:: Your objective ::
Copy the lines of the material below verbatim, starting at the line containing "file-label-f: F bbox=[256, 395, 303, 408]" and ending at the line containing "square-g4[interactable] bbox=[303, 206, 350, 253]", with both of those lines included.

:: Working data ::
-- START --

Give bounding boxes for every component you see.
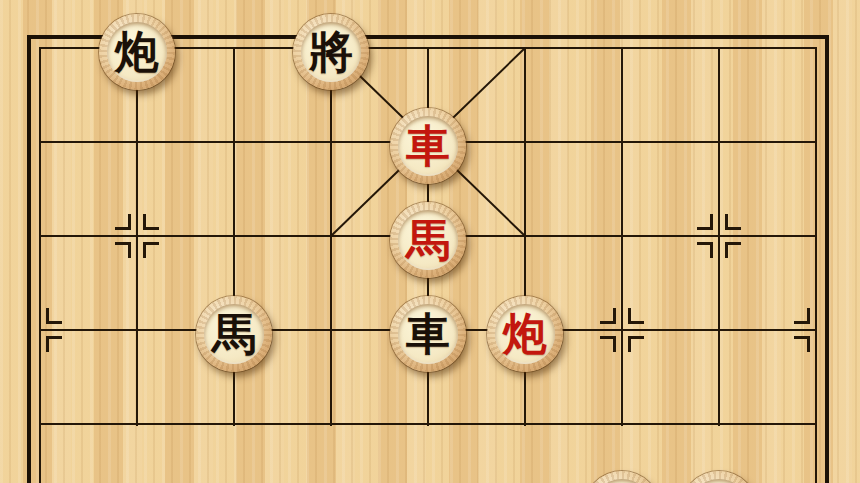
point-marker-8-3-bl — [794, 336, 810, 352]
point-marker-1-2-tr — [143, 214, 159, 230]
point-marker-7-2-tl — [697, 214, 713, 230]
piece-glyph: 將 — [293, 14, 369, 90]
piece-glyph: 馬 — [196, 296, 272, 372]
piece-black-cannon[interactable]: 炮 — [99, 14, 175, 90]
file-line-6 — [621, 48, 623, 426]
piece-glyph: 車 — [390, 296, 466, 372]
point-marker-1-2-br — [143, 242, 159, 258]
piece-unknown-piece-top-2[interactable] — [681, 471, 757, 483]
point-marker-1-2-tl — [115, 214, 131, 230]
piece-unknown-piece-top-1[interactable] — [584, 471, 660, 483]
file-line-7 — [718, 48, 720, 426]
piece-glyph: 炮 — [99, 14, 175, 90]
piece-red-cannon[interactable]: 炮 — [487, 296, 563, 372]
piece-black-horse[interactable]: 馬 — [196, 296, 272, 372]
piece-red-horse[interactable]: 馬 — [390, 202, 466, 278]
piece-glyph: 車 — [390, 108, 466, 184]
file-line-1 — [136, 48, 138, 426]
piece-glyph: 馬 — [390, 202, 466, 278]
piece-black-general[interactable]: 將 — [293, 14, 369, 90]
point-marker-7-2-tr — [725, 214, 741, 230]
point-marker-6-3-tr — [628, 308, 644, 324]
point-marker-1-2-bl — [115, 242, 131, 258]
file-line-8 — [815, 48, 817, 483]
piece-glyph: 炮 — [487, 296, 563, 372]
file-line-0 — [39, 48, 41, 483]
point-marker-6-3-bl — [600, 336, 616, 352]
xiangqi-board[interactable]: 炮將車馬馬車炮 — [0, 0, 860, 483]
rank-line-4 — [39, 423, 817, 425]
piece-red-chariot[interactable]: 車 — [390, 108, 466, 184]
piece-glyph — [584, 471, 660, 483]
point-marker-0-3-br — [46, 336, 62, 352]
point-marker-8-3-tl — [794, 308, 810, 324]
point-marker-7-2-bl — [697, 242, 713, 258]
point-marker-6-3-tl — [600, 308, 616, 324]
point-marker-7-2-br — [725, 242, 741, 258]
board-grid: 炮將車馬馬車炮 — [0, 0, 860, 483]
piece-glyph — [681, 471, 757, 483]
piece-black-chariot[interactable]: 車 — [390, 296, 466, 372]
point-marker-6-3-br — [628, 336, 644, 352]
point-marker-0-3-tr — [46, 308, 62, 324]
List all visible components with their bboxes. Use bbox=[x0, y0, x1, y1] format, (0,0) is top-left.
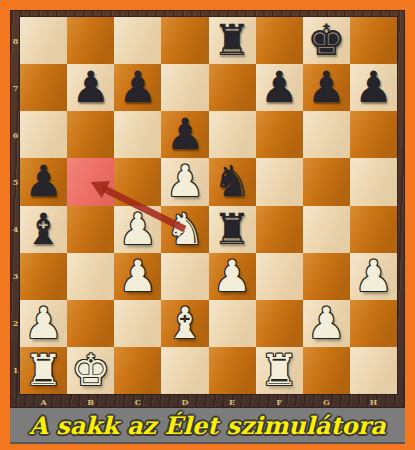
file-label-f: F bbox=[256, 395, 303, 408]
piece-white-pawn-c3[interactable]: ♟ bbox=[119, 255, 158, 298]
square-a4[interactable]: ♝ bbox=[20, 206, 67, 253]
square-d8[interactable] bbox=[161, 17, 208, 64]
square-a2[interactable]: ♟ bbox=[20, 300, 67, 347]
square-a8[interactable] bbox=[20, 17, 67, 64]
square-b6[interactable] bbox=[67, 111, 114, 158]
square-a1[interactable]: ♜ bbox=[20, 347, 67, 394]
square-e8[interactable]: ♜ bbox=[209, 17, 256, 64]
square-a5[interactable]: ♟ bbox=[20, 158, 67, 205]
square-f2[interactable] bbox=[256, 300, 303, 347]
square-b2[interactable] bbox=[67, 300, 114, 347]
piece-black-pawn-g7[interactable]: ♟ bbox=[307, 66, 346, 109]
piece-white-pawn-h3[interactable]: ♟ bbox=[354, 255, 393, 298]
rank-label-7: 7 bbox=[11, 64, 20, 111]
piece-white-pawn-g2[interactable]: ♟ bbox=[307, 302, 346, 345]
piece-black-pawn-c7[interactable]: ♟ bbox=[119, 66, 158, 109]
piece-black-rook-e4[interactable]: ♜ bbox=[213, 208, 252, 251]
page: ♜♚♟♟♟♟♟♟♟♟♞♝♟♞♜♟♟♟♟♝♟♜♚♜ 87654321ABCDEFG… bbox=[0, 0, 415, 450]
square-h4[interactable] bbox=[350, 206, 397, 253]
square-g3[interactable] bbox=[303, 253, 350, 300]
square-f6[interactable] bbox=[256, 111, 303, 158]
square-f7[interactable]: ♟ bbox=[256, 64, 303, 111]
square-g4[interactable] bbox=[303, 206, 350, 253]
piece-white-pawn-a2[interactable]: ♟ bbox=[24, 302, 63, 345]
board: ♜♚♟♟♟♟♟♟♟♟♞♝♟♞♜♟♟♟♟♝♟♜♚♜ bbox=[20, 17, 397, 394]
square-h6[interactable] bbox=[350, 111, 397, 158]
square-e7[interactable] bbox=[209, 64, 256, 111]
square-e4[interactable]: ♜ bbox=[209, 206, 256, 253]
board-frame: ♜♚♟♟♟♟♟♟♟♟♞♝♟♞♜♟♟♟♟♝♟♜♚♜ 87654321ABCDEFG… bbox=[10, 10, 405, 408]
file-label-e: E bbox=[209, 395, 256, 408]
square-c1[interactable] bbox=[114, 347, 161, 394]
square-e2[interactable] bbox=[209, 300, 256, 347]
square-c2[interactable] bbox=[114, 300, 161, 347]
caption-bar: A sakk az Élet szimulátora bbox=[10, 408, 405, 444]
square-h7[interactable]: ♟ bbox=[350, 64, 397, 111]
rank-label-8: 8 bbox=[11, 17, 20, 64]
piece-black-king-g8[interactable]: ♚ bbox=[307, 19, 346, 62]
piece-black-knight-e5[interactable]: ♞ bbox=[213, 160, 252, 203]
rank-label-4: 4 bbox=[11, 206, 20, 253]
piece-white-pawn-e3[interactable]: ♟ bbox=[213, 255, 252, 298]
square-g2[interactable]: ♟ bbox=[303, 300, 350, 347]
caption-text: A sakk az Élet szimulátora bbox=[29, 411, 385, 440]
piece-white-rook-f1[interactable]: ♜ bbox=[260, 349, 299, 392]
piece-black-rook-e8[interactable]: ♜ bbox=[213, 19, 252, 62]
square-g6[interactable] bbox=[303, 111, 350, 158]
square-e3[interactable]: ♟ bbox=[209, 253, 256, 300]
square-b3[interactable] bbox=[67, 253, 114, 300]
square-e6[interactable] bbox=[209, 111, 256, 158]
file-label-g: G bbox=[303, 395, 350, 408]
piece-black-pawn-b7[interactable]: ♟ bbox=[71, 66, 110, 109]
file-label-d: D bbox=[161, 395, 208, 408]
square-h2[interactable] bbox=[350, 300, 397, 347]
rank-label-1: 1 bbox=[11, 347, 20, 394]
piece-black-pawn-a5[interactable]: ♟ bbox=[24, 160, 63, 203]
square-c3[interactable]: ♟ bbox=[114, 253, 161, 300]
square-f5[interactable] bbox=[256, 158, 303, 205]
square-f1[interactable]: ♜ bbox=[256, 347, 303, 394]
square-h3[interactable]: ♟ bbox=[350, 253, 397, 300]
file-label-h: H bbox=[350, 395, 397, 408]
square-c6[interactable] bbox=[114, 111, 161, 158]
piece-black-pawn-d6[interactable]: ♟ bbox=[166, 113, 205, 156]
square-g8[interactable]: ♚ bbox=[303, 17, 350, 64]
square-g7[interactable]: ♟ bbox=[303, 64, 350, 111]
piece-black-pawn-h7[interactable]: ♟ bbox=[354, 66, 393, 109]
square-a6[interactable] bbox=[20, 111, 67, 158]
square-a3[interactable] bbox=[20, 253, 67, 300]
square-e1[interactable] bbox=[209, 347, 256, 394]
rank-label-3: 3 bbox=[11, 253, 20, 300]
square-f4[interactable] bbox=[256, 206, 303, 253]
square-b1[interactable]: ♚ bbox=[67, 347, 114, 394]
square-d1[interactable] bbox=[161, 347, 208, 394]
piece-white-bishop-d2[interactable]: ♝ bbox=[166, 302, 205, 345]
square-h5[interactable] bbox=[350, 158, 397, 205]
square-c5[interactable] bbox=[114, 158, 161, 205]
square-d2[interactable]: ♝ bbox=[161, 300, 208, 347]
piece-white-pawn-c4[interactable]: ♟ bbox=[119, 208, 158, 251]
piece-black-bishop-a4[interactable]: ♝ bbox=[24, 208, 63, 251]
piece-white-pawn-d5[interactable]: ♟ bbox=[166, 160, 205, 203]
square-d6[interactable]: ♟ bbox=[161, 111, 208, 158]
square-c7[interactable]: ♟ bbox=[114, 64, 161, 111]
square-b5[interactable] bbox=[67, 158, 114, 205]
square-g1[interactable] bbox=[303, 347, 350, 394]
rank-label-6: 6 bbox=[11, 111, 20, 158]
square-f3[interactable] bbox=[256, 253, 303, 300]
rank-label-2: 2 bbox=[11, 300, 20, 347]
square-d4[interactable]: ♞ bbox=[161, 206, 208, 253]
square-h1[interactable] bbox=[350, 347, 397, 394]
rank-label-5: 5 bbox=[11, 158, 20, 205]
file-label-c: C bbox=[114, 395, 161, 408]
square-c8[interactable] bbox=[114, 17, 161, 64]
piece-white-knight-d4[interactable]: ♞ bbox=[166, 208, 205, 251]
file-label-b: B bbox=[67, 395, 114, 408]
square-f8[interactable] bbox=[256, 17, 303, 64]
square-d7[interactable] bbox=[161, 64, 208, 111]
square-a7[interactable] bbox=[20, 64, 67, 111]
square-b8[interactable] bbox=[67, 17, 114, 64]
square-c4[interactable]: ♟ bbox=[114, 206, 161, 253]
square-b4[interactable] bbox=[67, 206, 114, 253]
square-d5[interactable]: ♟ bbox=[161, 158, 208, 205]
piece-white-rook-a1[interactable]: ♜ bbox=[24, 349, 63, 392]
file-label-a: A bbox=[20, 395, 67, 408]
square-d3[interactable] bbox=[161, 253, 208, 300]
square-e5[interactable]: ♞ bbox=[209, 158, 256, 205]
square-h8[interactable] bbox=[350, 17, 397, 64]
square-g5[interactable] bbox=[303, 158, 350, 205]
piece-white-king-b1[interactable]: ♚ bbox=[71, 349, 110, 392]
piece-black-pawn-f7[interactable]: ♟ bbox=[260, 66, 299, 109]
square-b7[interactable]: ♟ bbox=[67, 64, 114, 111]
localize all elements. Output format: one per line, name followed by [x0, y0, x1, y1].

-- END --

:: Exercise output ::
file-label-f: F bbox=[256, 395, 303, 408]
piece-white-pawn-c3[interactable]: ♟ bbox=[119, 255, 158, 298]
square-a4[interactable]: ♝ bbox=[20, 206, 67, 253]
square-d8[interactable] bbox=[161, 17, 208, 64]
square-a2[interactable]: ♟ bbox=[20, 300, 67, 347]
square-a8[interactable] bbox=[20, 17, 67, 64]
square-b6[interactable] bbox=[67, 111, 114, 158]
square-a1[interactable]: ♜ bbox=[20, 347, 67, 394]
square-e8[interactable]: ♜ bbox=[209, 17, 256, 64]
square-a5[interactable]: ♟ bbox=[20, 158, 67, 205]
square-f2[interactable] bbox=[256, 300, 303, 347]
square-b2[interactable] bbox=[67, 300, 114, 347]
piece-black-pawn-g7[interactable]: ♟ bbox=[307, 66, 346, 109]
piece-white-pawn-h3[interactable]: ♟ bbox=[354, 255, 393, 298]
rank-label-7: 7 bbox=[11, 64, 20, 111]
piece-white-pawn-g2[interactable]: ♟ bbox=[307, 302, 346, 345]
piece-black-pawn-c7[interactable]: ♟ bbox=[119, 66, 158, 109]
piece-black-rook-e4[interactable]: ♜ bbox=[213, 208, 252, 251]
page: ♜♚♟♟♟♟♟♟♟♟♞♝♟♞♜♟♟♟♟♝♟♜♚♜ 87654321ABCDEFG… bbox=[0, 0, 415, 450]
square-h4[interactable] bbox=[350, 206, 397, 253]
square-g3[interactable] bbox=[303, 253, 350, 300]
square-f6[interactable] bbox=[256, 111, 303, 158]
square-f7[interactable]: ♟ bbox=[256, 64, 303, 111]
square-g4[interactable] bbox=[303, 206, 350, 253]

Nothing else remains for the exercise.